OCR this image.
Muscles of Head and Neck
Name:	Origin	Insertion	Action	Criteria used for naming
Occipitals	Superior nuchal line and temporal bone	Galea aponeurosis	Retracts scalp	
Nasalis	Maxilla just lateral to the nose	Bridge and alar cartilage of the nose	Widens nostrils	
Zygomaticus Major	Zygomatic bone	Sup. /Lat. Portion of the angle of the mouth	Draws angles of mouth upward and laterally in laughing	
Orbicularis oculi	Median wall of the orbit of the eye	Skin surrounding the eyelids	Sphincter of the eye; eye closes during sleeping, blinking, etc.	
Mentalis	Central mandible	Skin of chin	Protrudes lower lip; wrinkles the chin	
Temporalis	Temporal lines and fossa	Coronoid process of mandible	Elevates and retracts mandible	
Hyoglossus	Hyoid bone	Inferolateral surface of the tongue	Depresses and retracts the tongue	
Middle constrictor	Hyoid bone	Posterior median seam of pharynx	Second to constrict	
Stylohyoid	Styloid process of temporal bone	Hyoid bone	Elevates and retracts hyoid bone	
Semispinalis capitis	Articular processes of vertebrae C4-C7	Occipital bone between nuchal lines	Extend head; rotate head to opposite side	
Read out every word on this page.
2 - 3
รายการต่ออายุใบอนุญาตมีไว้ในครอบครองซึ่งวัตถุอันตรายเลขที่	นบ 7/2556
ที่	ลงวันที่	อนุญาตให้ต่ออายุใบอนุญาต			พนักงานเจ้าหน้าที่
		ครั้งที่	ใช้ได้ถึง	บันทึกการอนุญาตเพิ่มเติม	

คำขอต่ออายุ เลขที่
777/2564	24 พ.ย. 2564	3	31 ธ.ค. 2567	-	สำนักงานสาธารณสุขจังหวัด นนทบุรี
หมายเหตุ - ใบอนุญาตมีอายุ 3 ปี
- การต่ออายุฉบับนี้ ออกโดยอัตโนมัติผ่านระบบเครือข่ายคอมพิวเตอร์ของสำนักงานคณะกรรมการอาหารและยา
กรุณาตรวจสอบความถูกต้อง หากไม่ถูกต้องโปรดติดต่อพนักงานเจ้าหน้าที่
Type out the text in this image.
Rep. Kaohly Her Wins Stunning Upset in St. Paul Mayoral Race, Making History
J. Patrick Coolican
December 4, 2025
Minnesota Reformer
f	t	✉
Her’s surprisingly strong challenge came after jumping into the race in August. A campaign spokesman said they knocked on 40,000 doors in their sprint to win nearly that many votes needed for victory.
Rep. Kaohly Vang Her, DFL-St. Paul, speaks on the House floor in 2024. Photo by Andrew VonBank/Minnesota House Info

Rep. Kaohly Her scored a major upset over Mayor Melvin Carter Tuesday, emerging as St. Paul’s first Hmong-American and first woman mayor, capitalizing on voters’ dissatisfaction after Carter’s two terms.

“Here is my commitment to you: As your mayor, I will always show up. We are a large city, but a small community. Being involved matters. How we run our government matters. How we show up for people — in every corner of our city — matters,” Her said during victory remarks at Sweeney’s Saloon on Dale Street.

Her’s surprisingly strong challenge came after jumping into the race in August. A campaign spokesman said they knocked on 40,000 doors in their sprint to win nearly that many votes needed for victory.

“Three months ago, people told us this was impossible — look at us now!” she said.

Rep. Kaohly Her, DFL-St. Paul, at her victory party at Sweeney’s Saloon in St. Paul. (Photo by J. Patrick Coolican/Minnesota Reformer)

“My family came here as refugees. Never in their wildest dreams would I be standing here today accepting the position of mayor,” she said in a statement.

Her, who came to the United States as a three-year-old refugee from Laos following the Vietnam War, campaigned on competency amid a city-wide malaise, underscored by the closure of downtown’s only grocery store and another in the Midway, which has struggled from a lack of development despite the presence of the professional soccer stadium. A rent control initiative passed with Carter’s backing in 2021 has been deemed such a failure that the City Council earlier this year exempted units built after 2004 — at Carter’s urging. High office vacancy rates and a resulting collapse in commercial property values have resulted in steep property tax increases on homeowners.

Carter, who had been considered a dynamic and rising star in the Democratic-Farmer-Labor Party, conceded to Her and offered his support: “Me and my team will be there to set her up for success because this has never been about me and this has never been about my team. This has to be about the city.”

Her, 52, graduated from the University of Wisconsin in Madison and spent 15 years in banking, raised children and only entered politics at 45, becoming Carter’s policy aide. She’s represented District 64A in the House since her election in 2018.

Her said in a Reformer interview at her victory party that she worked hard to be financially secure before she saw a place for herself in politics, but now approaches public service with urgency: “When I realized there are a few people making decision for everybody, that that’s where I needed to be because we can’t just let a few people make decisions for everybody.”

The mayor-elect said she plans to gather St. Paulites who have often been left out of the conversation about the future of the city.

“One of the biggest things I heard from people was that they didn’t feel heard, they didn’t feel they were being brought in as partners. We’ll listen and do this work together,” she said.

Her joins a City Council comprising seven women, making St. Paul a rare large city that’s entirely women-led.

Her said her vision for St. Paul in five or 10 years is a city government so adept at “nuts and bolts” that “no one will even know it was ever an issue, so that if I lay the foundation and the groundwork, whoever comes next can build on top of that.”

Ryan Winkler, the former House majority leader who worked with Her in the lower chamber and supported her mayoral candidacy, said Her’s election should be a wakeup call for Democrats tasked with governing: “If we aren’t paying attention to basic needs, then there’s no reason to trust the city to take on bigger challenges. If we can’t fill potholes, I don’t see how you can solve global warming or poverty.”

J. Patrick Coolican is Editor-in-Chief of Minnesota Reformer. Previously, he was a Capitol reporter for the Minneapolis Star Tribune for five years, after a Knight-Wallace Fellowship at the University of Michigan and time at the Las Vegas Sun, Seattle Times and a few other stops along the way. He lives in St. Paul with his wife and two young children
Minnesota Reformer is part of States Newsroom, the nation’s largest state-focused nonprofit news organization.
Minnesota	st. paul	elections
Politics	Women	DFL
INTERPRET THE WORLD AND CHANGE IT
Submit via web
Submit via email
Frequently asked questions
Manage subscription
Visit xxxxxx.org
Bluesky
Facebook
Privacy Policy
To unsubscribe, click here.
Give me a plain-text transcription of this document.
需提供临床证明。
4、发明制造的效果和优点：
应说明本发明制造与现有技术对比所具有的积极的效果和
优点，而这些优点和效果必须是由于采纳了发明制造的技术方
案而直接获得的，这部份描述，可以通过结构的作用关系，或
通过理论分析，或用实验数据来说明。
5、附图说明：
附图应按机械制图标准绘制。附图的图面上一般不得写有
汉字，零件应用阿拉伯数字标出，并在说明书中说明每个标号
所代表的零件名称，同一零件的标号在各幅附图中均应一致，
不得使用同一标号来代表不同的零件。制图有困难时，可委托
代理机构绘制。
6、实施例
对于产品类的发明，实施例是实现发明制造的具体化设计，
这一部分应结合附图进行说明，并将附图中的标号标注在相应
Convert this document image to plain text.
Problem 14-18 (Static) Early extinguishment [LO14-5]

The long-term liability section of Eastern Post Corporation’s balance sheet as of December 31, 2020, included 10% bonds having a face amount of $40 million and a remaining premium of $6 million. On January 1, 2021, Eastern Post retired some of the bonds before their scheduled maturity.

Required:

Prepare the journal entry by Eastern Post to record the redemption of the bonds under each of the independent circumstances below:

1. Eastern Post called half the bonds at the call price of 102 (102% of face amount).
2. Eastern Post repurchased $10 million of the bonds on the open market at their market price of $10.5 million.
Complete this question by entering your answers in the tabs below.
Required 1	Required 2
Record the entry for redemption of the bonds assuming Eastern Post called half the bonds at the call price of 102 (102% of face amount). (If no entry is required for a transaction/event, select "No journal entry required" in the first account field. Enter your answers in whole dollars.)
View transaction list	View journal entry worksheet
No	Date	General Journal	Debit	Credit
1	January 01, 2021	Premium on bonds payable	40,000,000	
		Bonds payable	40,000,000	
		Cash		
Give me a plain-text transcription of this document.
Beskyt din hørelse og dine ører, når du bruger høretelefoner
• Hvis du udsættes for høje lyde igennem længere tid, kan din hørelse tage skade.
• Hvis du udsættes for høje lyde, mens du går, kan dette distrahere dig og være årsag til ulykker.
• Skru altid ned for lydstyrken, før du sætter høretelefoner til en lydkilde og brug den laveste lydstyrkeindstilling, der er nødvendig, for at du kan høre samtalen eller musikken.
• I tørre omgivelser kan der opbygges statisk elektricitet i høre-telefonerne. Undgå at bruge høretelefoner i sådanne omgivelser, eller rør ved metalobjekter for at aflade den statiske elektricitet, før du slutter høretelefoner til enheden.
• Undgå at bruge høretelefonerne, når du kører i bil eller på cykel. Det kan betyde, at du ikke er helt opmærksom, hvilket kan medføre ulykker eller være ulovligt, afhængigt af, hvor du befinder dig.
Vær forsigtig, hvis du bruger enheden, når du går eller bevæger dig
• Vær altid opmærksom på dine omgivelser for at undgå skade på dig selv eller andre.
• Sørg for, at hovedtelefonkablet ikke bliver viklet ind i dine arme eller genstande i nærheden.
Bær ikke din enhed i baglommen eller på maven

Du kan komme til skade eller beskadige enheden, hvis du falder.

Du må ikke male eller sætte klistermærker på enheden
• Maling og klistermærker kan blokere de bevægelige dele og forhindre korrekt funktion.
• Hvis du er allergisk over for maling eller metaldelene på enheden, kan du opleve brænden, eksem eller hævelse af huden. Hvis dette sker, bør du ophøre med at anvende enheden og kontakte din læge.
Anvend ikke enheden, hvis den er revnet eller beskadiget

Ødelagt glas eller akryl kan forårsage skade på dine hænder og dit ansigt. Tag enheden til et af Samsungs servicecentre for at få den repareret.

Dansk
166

Problem details: Count how many lines contain "Kaohly" and give only that count.

Expected output: 4